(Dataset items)
^^^^

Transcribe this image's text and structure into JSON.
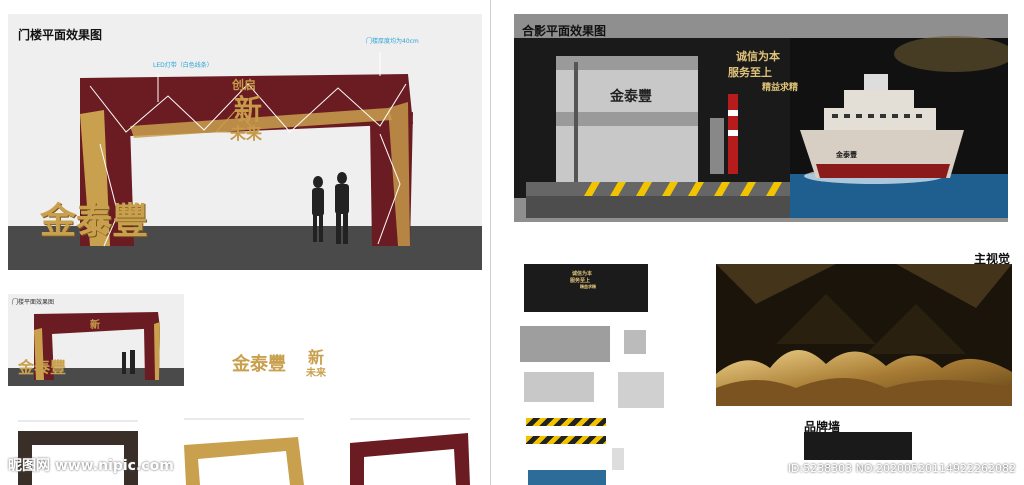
{
  "left_top": {
    "title": "门楼平面效果图",
    "led_label": "LED灯带（白色线条）",
    "thickness_label": "门楼厚度均为40cm",
    "arch_small_top": "创启",
    "arch_big": "新",
    "arch_bottom": "未来",
    "brand": "金泰豐"
  },
  "left_mid": {
    "title": "门楼平面效果图",
    "brand": "金泰豐",
    "arch_big": "新",
    "arch_bottom": "未来"
  },
  "right_top": {
    "title": "合影平面效果图",
    "slogan_1": "诚信为本",
    "slogan_2": "服务至上",
    "slogan_3": "精益求精",
    "tank_brand": "金泰豐",
    "ship_brand": "金泰豐"
  },
  "right_mid": {
    "main_visual_title": "主视觉",
    "brand_wall_title": "品牌墙",
    "mini_slogan_1": "诚信为本",
    "mini_slogan_2": "服务至上",
    "mini_slogan_3": "精益求精"
  },
  "watermark": {
    "left": "昵图网 www.nipic.com",
    "right": "ID:5238303 NO:20200520114922262082"
  },
  "colors": {
    "maroon": "#6b1c22",
    "gold": "#c9a04e",
    "dark_brown": "#3a2f28",
    "ground": "#4a4a4a",
    "sky": "#f0f0f0"
  }
}
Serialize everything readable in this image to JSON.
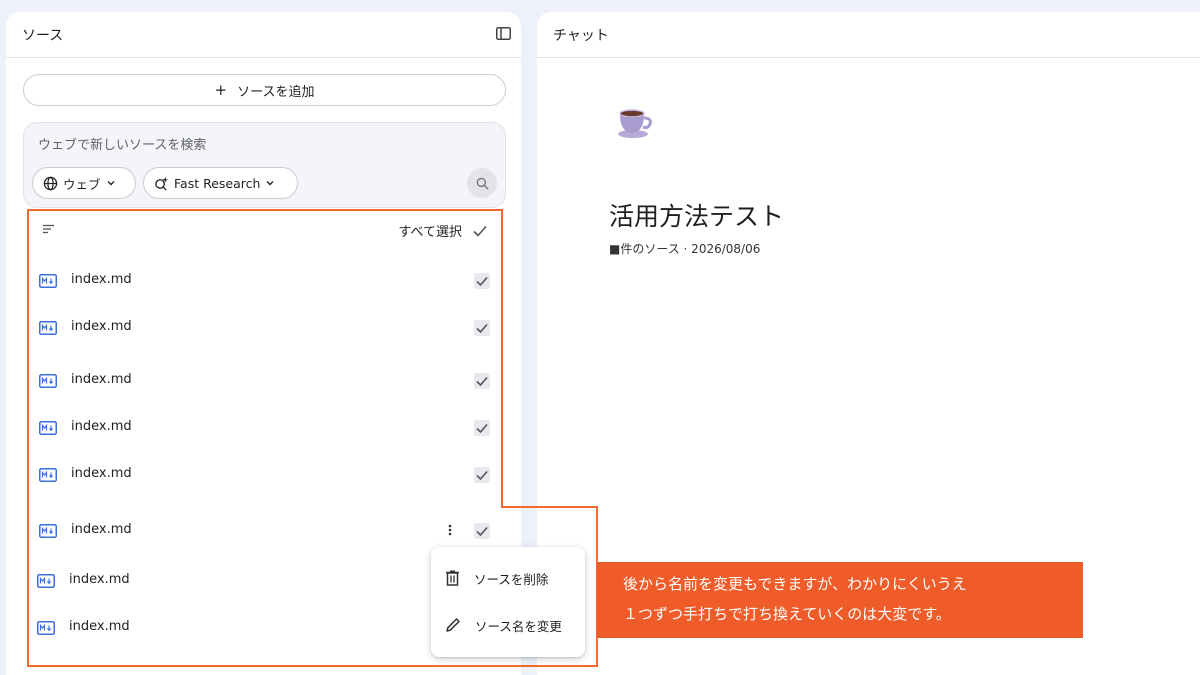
{
  "sources": {
    "title": "ソース",
    "add_button": "ソースを追加",
    "search_placeholder": "ウェブで新しいソースを検索",
    "chip_web": "ウェブ",
    "chip_research": "Fast Research",
    "select_all": "すべて選択",
    "items": [
      {
        "label": "index.md"
      },
      {
        "label": "index.md"
      },
      {
        "label": "index.md"
      },
      {
        "label": "index.md"
      },
      {
        "label": "index.md"
      },
      {
        "label": "index.md"
      },
      {
        "label": "index.md"
      },
      {
        "label": "index.md"
      }
    ]
  },
  "context_menu": {
    "delete": "ソースを削除",
    "rename": "ソース名を変更"
  },
  "chat": {
    "title": "チャット",
    "notebook_title": "活用方法テスト",
    "notebook_meta": "■件のソース · 2026/08/06"
  },
  "callout": {
    "line1": "後から名前を変更もできますが、わかりにくいうえ",
    "line2": "１つずつ手打ちで打ち換えていくのは大変です。"
  },
  "colors": {
    "accent_orange": "#ef5c2a",
    "md_icon_blue": "#3b6fd8"
  }
}
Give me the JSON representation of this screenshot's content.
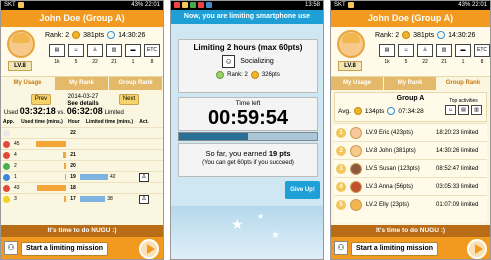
{
  "screen1": {
    "status": {
      "carrier": "SKT",
      "signal": "43%",
      "time": "22:01"
    },
    "header_title": "John Doe (Group A)",
    "level": "LV.8",
    "rank_label": "Rank: 2",
    "points": "381pts",
    "time_total": "14:30:26",
    "activity_counts": [
      "1k",
      "5",
      "22",
      "21",
      "1",
      "8"
    ],
    "activity_labels": [
      "",
      "",
      "",
      "",
      "",
      "ETC"
    ],
    "tabs": [
      "My Usage",
      "My Rank",
      "Group Rank"
    ],
    "prev_label": "Prev",
    "next_label": "Next",
    "date": "2014-03-27",
    "see_details": "See details",
    "used_prefix": "Used",
    "used_time": "03:32:18",
    "vs_label": "vs.",
    "limited_time": "06:32:08",
    "limited_suffix": "Limited",
    "table_headers": {
      "app": "App.",
      "used": "Used time (mins.)",
      "hour": "Hour",
      "limited": "Limited time (mins.)",
      "act": "Act."
    },
    "rows": [
      {
        "used": "",
        "hour": "22",
        "limited": "",
        "used_frac": 0.0,
        "limited_frac": 0.0
      },
      {
        "used": "45",
        "hour": "",
        "limited": "",
        "used_frac": 0.75,
        "limited_frac": 0.0
      },
      {
        "used": "4",
        "hour": "21",
        "limited": "",
        "used_frac": 0.07,
        "limited_frac": 0.0
      },
      {
        "used": "2",
        "hour": "20",
        "limited": "",
        "used_frac": 0.04,
        "limited_frac": 0.0
      },
      {
        "used": "1",
        "hour": "19",
        "limited": "42",
        "used_frac": 0.02,
        "limited_frac": 0.7
      },
      {
        "used": "43",
        "hour": "18",
        "limited": "",
        "used_frac": 0.72,
        "limited_frac": 0.0
      },
      {
        "used": "3",
        "hour": "17",
        "limited": "38",
        "used_frac": 0.05,
        "limited_frac": 0.63
      }
    ],
    "bottom_message": "It's time to do NUGU :)",
    "start_button": "Start a limiting mission"
  },
  "screen2": {
    "status": {
      "time": "13:58"
    },
    "header_banner": "Now, you are limiting smartphone use",
    "limit_title": "Limiting 2 hours (max 60pts)",
    "activity": "Socializing",
    "rank_label": "Rank: 2",
    "points": "326pts",
    "time_left_label": "Time left",
    "countdown": "00:59:54",
    "progress_fraction": 0.5,
    "earned_prefix": "So far, you earned",
    "earned_pts": "19 pts",
    "success_note": "(You can get 60pts if you succeed)",
    "give_up": "Give Up!"
  },
  "screen3": {
    "status": {
      "carrier": "SKT",
      "signal": "43%",
      "time": "22:01"
    },
    "header_title": "John Doe (Group A)",
    "level": "LV.8",
    "rank_label": "Rank: 2",
    "points": "381pts",
    "time_total": "14:30:26",
    "activity_counts": [
      "1k",
      "5",
      "22",
      "21",
      "1",
      "8"
    ],
    "tabs": [
      "My Usage",
      "My Rank",
      "Group Rank"
    ],
    "group_name": "Group A",
    "avg_label": "Avg.",
    "avg_points": "134pts",
    "avg_time": "07:34:28",
    "top_activities": "Top activities",
    "members": [
      {
        "rank": "1",
        "name": "LV.9 Eric (423pts)",
        "time": "18:20:23 limited"
      },
      {
        "rank": "2",
        "name": "LV.8 John (381pts)",
        "time": "14:30:26 limited"
      },
      {
        "rank": "3",
        "name": "LV.5 Susan (123pts)",
        "time": "08:52:47 limited"
      },
      {
        "rank": "4",
        "name": "LV.3 Anna (56pts)",
        "time": "03:05:33 limited"
      },
      {
        "rank": "5",
        "name": "LV.2 Elly (23pts)",
        "time": "01:07:09 limited"
      }
    ],
    "bottom_message": "It's time to do NUGU :)",
    "start_button": "Start a limiting mission"
  }
}
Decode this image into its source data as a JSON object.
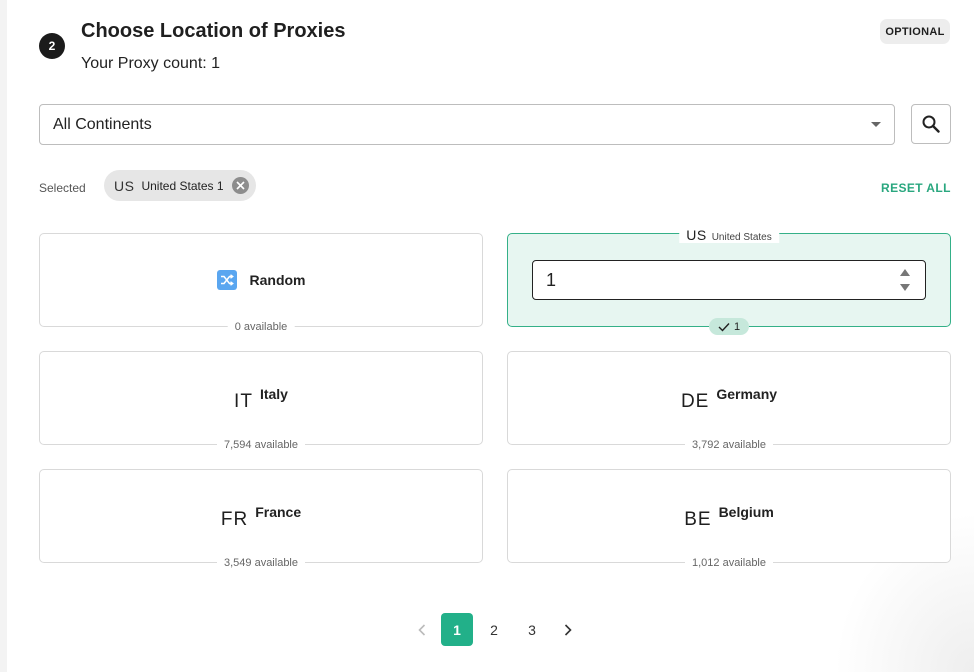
{
  "step": {
    "number": "2",
    "title": "Choose Location of Proxies",
    "proxy_count_text": "Your Proxy count: 1",
    "optional_badge": "OPTIONAL"
  },
  "filter": {
    "continent_value": "All Continents",
    "search_icon": "search-icon"
  },
  "selected": {
    "label": "Selected",
    "chips": [
      {
        "code": "US",
        "text": "United States 1"
      }
    ],
    "reset_label": "RESET ALL"
  },
  "cards": {
    "random": {
      "label": "Random",
      "available": "0 available",
      "icon": "shuffle-icon"
    },
    "selected_card": {
      "code": "US",
      "name": "United States",
      "quantity": "1",
      "count_badge": "1"
    },
    "italy": {
      "code": "IT",
      "name": "Italy",
      "available": "7,594 available"
    },
    "germany": {
      "code": "DE",
      "name": "Germany",
      "available": "3,792 available"
    },
    "france": {
      "code": "FR",
      "name": "France",
      "available": "3,549 available"
    },
    "belgium": {
      "code": "BE",
      "name": "Belgium",
      "available": "1,012 available"
    }
  },
  "pagination": {
    "pages": [
      "1",
      "2",
      "3"
    ],
    "active_page": "1",
    "prev_icon": "chevron-left-icon",
    "next_icon": "chevron-right-icon"
  },
  "colors": {
    "accent": "#22b089",
    "selected_card_bg": "#e7f6f1",
    "badge_bg": "#ededed"
  }
}
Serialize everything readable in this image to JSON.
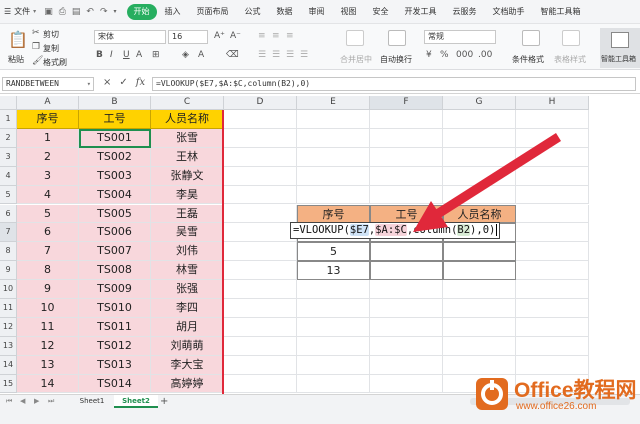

^^^^

Omit the pictures and reproduce the listing exactly.

> COMPLETED TASK:
Transcribe this image's text and structure into JSON.
{
  "left_top": {
    "title": "门楼平面效果图",
    "led_label": "LED灯带（白色线条）",
    "thickness_label": "门楼厚度均为40cm",
    "arch_small_top": "创启",
    "arch_big": "新",
    "arch_bottom": "未来",
    "brand": "金泰豐"
  },
  "left_mid": {
    "title": "门楼平面效果图",
    "brand": "金泰豐",
    "arch_big": "新",
    "arch_bottom": "未来"
  },
  "right_top": {
    "title": "合影平面效果图",
    "slogan_1": "诚信为本",
    "slogan_2": "服务至上",
    "slogan_3": "精益求精",
    "tank_brand": "金泰豐",
    "ship_brand": "金泰豐"
  },
  "right_mid": {
    "main_visual_title": "主视觉",
    "brand_wall_title": "品牌墙",
    "mini_slogan_1": "诚信为本",
    "mini_slogan_2": "服务至上",
    "mini_slogan_3": "精益求精"
  },
  "watermark": {
    "left": "昵图网 www.nipic.com",
    "right": "ID:5238303 NO:20200520114922262082"
  },
  "colors": {
    "maroon": "#6b1c22",
    "gold": "#c9a04e",
    "dark_brown": "#3a2f28",
    "ground": "#4a4a4a",
    "sky": "#f0f0f0"
  }
}
Serialize everything readable in this image to JSON.
{
  "sources": {
    "title": "ソース",
    "add_button": "ソースを追加",
    "search_placeholder": "ウェブで新しいソースを検索",
    "chip_web": "ウェブ",
    "chip_research": "Fast Research",
    "select_all": "すべて選択",
    "items": [
      {
        "label": "index.md"
      },
      {
        "label": "index.md"
      },
      {
        "label": "index.md"
      },
      {
        "label": "index.md"
      },
      {
        "label": "index.md"
      },
      {
        "label": "index.md"
      },
      {
        "label": "index.md"
      },
      {
        "label": "index.md"
      }
    ]
  },
  "context_menu": {
    "delete": "ソースを削除",
    "rename": "ソース名を変更"
  },
  "chat": {
    "title": "チャット",
    "notebook_title": "活用方法テスト",
    "notebook_meta": "■件のソース · 2026/08/06"
  },
  "callout": {
    "line1": "後から名前を変更もできますが、わかりにくいうえ",
    "line2": "１つずつ手打ちで打ち換えていくのは大変です。"
  },
  "colors": {
    "accent_orange": "#ef5c2a",
    "md_icon_blue": "#3b6fd8"
  }
}
Give me the JSON representation of this screenshot's content.
{
  "screen1": {
    "status": {
      "carrier": "SKT",
      "signal": "43%",
      "time": "22:01"
    },
    "header_title": "John Doe (Group A)",
    "level": "LV.8",
    "rank_label": "Rank: 2",
    "points": "381pts",
    "time_total": "14:30:26",
    "activity_counts": [
      "1k",
      "5",
      "22",
      "21",
      "1",
      "8"
    ],
    "activity_labels": [
      "",
      "",
      "",
      "",
      "",
      "ETC"
    ],
    "tabs": [
      "My Usage",
      "My Rank",
      "Group Rank"
    ],
    "prev_label": "Prev",
    "next_label": "Next",
    "date": "2014-03-27",
    "see_details": "See details",
    "used_prefix": "Used",
    "used_time": "03:32:18",
    "vs_label": "vs.",
    "limited_time": "06:32:08",
    "limited_suffix": "Limited",
    "table_headers": {
      "app": "App.",
      "used": "Used time (mins.)",
      "hour": "Hour",
      "limited": "Limited time (mins.)",
      "act": "Act."
    },
    "rows": [
      {
        "used": "",
        "hour": "22",
        "limited": "",
        "used_frac": 0.0,
        "limited_frac": 0.0
      },
      {
        "used": "45",
        "hour": "",
        "limited": "",
        "used_frac": 0.75,
        "limited_frac": 0.0
      },
      {
        "used": "4",
        "hour": "21",
        "limited": "",
        "used_frac": 0.07,
        "limited_frac": 0.0
      },
      {
        "used": "2",
        "hour": "20",
        "limited": "",
        "used_frac": 0.04,
        "limited_frac": 0.0
      },
      {
        "used": "1",
        "hour": "19",
        "limited": "42",
        "used_frac": 0.02,
        "limited_frac": 0.7
      },
      {
        "used": "43",
        "hour": "18",
        "limited": "",
        "used_frac": 0.72,
        "limited_frac": 0.0
      },
      {
        "used": "3",
        "hour": "17",
        "limited": "38",
        "used_frac": 0.05,
        "limited_frac": 0.63
      }
    ],
    "bottom_message": "It's time to do NUGU :)",
    "start_button": "Start a limiting mission"
  },
  "screen2": {
    "status": {
      "time": "13:58"
    },
    "header_banner": "Now, you are limiting smartphone use",
    "limit_title": "Limiting 2 hours (max 60pts)",
    "activity": "Socializing",
    "rank_label": "Rank: 2",
    "points": "326pts",
    "time_left_label": "Time left",
    "countdown": "00:59:54",
    "progress_fraction": 0.5,
    "earned_prefix": "So far, you earned",
    "earned_pts": "19 pts",
    "success_note": "(You can get 60pts if you succeed)",
    "give_up": "Give Up!"
  },
  "screen3": {
    "status": {
      "carrier": "SKT",
      "signal": "43%",
      "time": "22:01"
    },
    "header_title": "John Doe (Group A)",
    "level": "LV.8",
    "rank_label": "Rank: 2",
    "points": "381pts",
    "time_total": "14:30:26",
    "activity_counts": [
      "1k",
      "5",
      "22",
      "21",
      "1",
      "8"
    ],
    "tabs": [
      "My Usage",
      "My Rank",
      "Group Rank"
    ],
    "group_name": "Group A",
    "avg_label": "Avg.",
    "avg_points": "134pts",
    "avg_time": "07:34:28",
    "top_activities": "Top activities",
    "members": [
      {
        "rank": "1",
        "name": "LV.9 Eric (423pts)",
        "time": "18:20:23 limited"
      },
      {
        "rank": "2",
        "name": "LV.8 John (381pts)",
        "time": "14:30:26 limited"
      },
      {
        "rank": "3",
        "name": "LV.5 Susan (123pts)",
        "time": "08:52:47 limited"
      },
      {
        "rank": "4",
        "name": "LV.3 Anna (56pts)",
        "time": "03:05:33 limited"
      },
      {
        "rank": "5",
        "name": "LV.2 Elly (23pts)",
        "time": "01:07:09 limited"
      }
    ],
    "bottom_message": "It's time to do NUGU :)",
    "start_button": "Start a limiting mission"
  }
}
Decode this image into its source data as a JSON object.
{
  "step": {
    "number": "2",
    "title": "Choose Location of Proxies",
    "proxy_count_text": "Your Proxy count: 1",
    "optional_badge": "OPTIONAL"
  },
  "filter": {
    "continent_value": "All Continents",
    "search_icon": "search-icon"
  },
  "selected": {
    "label": "Selected",
    "chips": [
      {
        "code": "US",
        "text": "United States 1"
      }
    ],
    "reset_label": "RESET ALL"
  },
  "cards": {
    "random": {
      "label": "Random",
      "available": "0 available",
      "icon": "shuffle-icon"
    },
    "selected_card": {
      "code": "US",
      "name": "United States",
      "quantity": "1",
      "count_badge": "1"
    },
    "italy": {
      "code": "IT",
      "name": "Italy",
      "available": "7,594 available"
    },
    "germany": {
      "code": "DE",
      "name": "Germany",
      "available": "3,792 available"
    },
    "france": {
      "code": "FR",
      "name": "France",
      "available": "3,549 available"
    },
    "belgium": {
      "code": "BE",
      "name": "Belgium",
      "available": "1,012 available"
    }
  },
  "pagination": {
    "pages": [
      "1",
      "2",
      "3"
    ],
    "active_page": "1",
    "prev_icon": "chevron-left-icon",
    "next_icon": "chevron-right-icon"
  },
  "colors": {
    "accent": "#22b089",
    "selected_card_bg": "#e7f6f1",
    "badge_bg": "#ededed"
  }
}
Serialize everything readable in this image to JSON.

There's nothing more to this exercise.